Instruction:
Your copy of the material must match it exactly, except that pictures are dropped.

•••

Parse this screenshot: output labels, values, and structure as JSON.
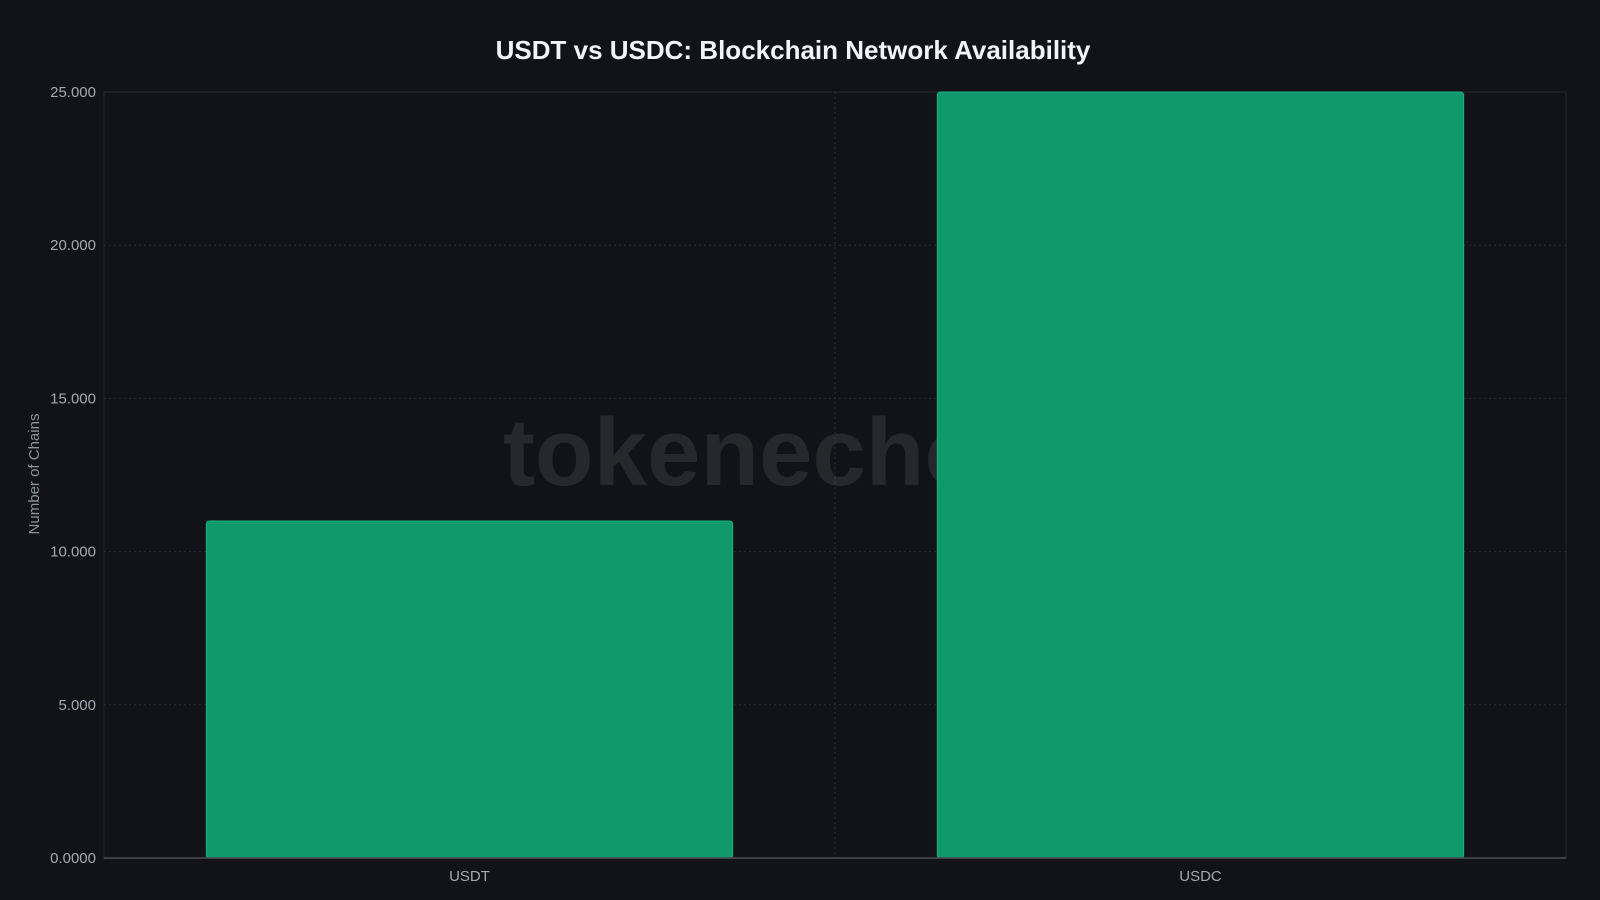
{
  "chart_data": {
    "type": "bar",
    "title": "USDT vs USDC: Blockchain Network Availability",
    "xlabel": "",
    "ylabel": "Number of Chains",
    "categories": [
      "USDT",
      "USDC"
    ],
    "values": [
      11,
      25
    ],
    "ylim": [
      0,
      25
    ],
    "y_ticks": [
      0,
      5,
      10,
      15,
      20,
      25
    ],
    "y_tick_labels": [
      "0.0000",
      "5.000",
      "10.000",
      "15.000",
      "20.000",
      "25.000"
    ],
    "bar_color": "#10996b",
    "grid": true,
    "legend": "none"
  },
  "watermark": "tokenecho.io",
  "colors": {
    "background": "#121318",
    "bar": "#10996b",
    "bar_edge": "#19b37e"
  }
}
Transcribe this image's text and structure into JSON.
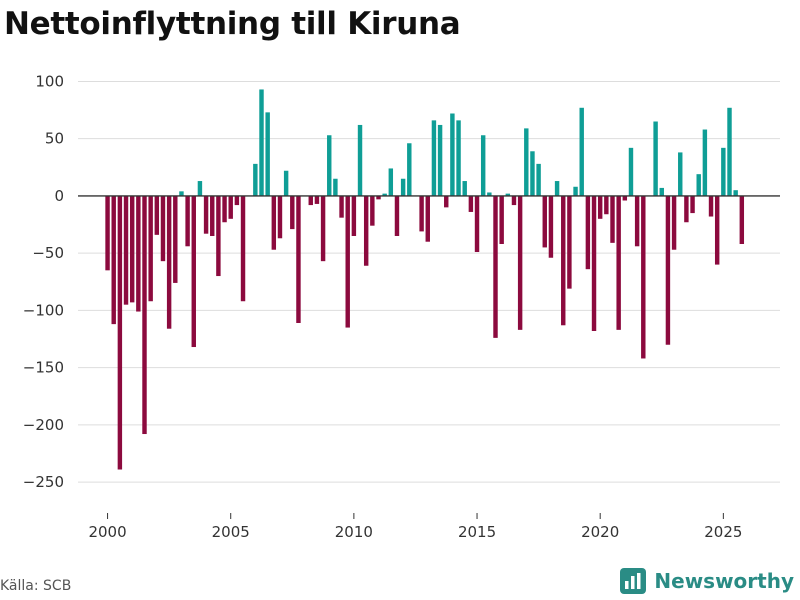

•••

Task result:
Parse this screenshot: output labels, values, and structure as JSON.
{
  "chart_data": {
    "type": "bar",
    "title": "USDT vs USDC: Blockchain Network Availability",
    "xlabel": "",
    "ylabel": "Number of Chains",
    "categories": [
      "USDT",
      "USDC"
    ],
    "values": [
      11,
      25
    ],
    "ylim": [
      0,
      25
    ],
    "y_ticks": [
      0,
      5,
      10,
      15,
      20,
      25
    ],
    "y_tick_labels": [
      "0.0000",
      "5.000",
      "10.000",
      "15.000",
      "20.000",
      "25.000"
    ],
    "bar_color": "#10996b",
    "grid": true,
    "legend": "none"
  },
  "watermark": "tokenecho.io",
  "colors": {
    "background": "#121318",
    "bar": "#10996b",
    "bar_edge": "#19b37e"
  }
}
Transcribe this image's text and structure into JSON.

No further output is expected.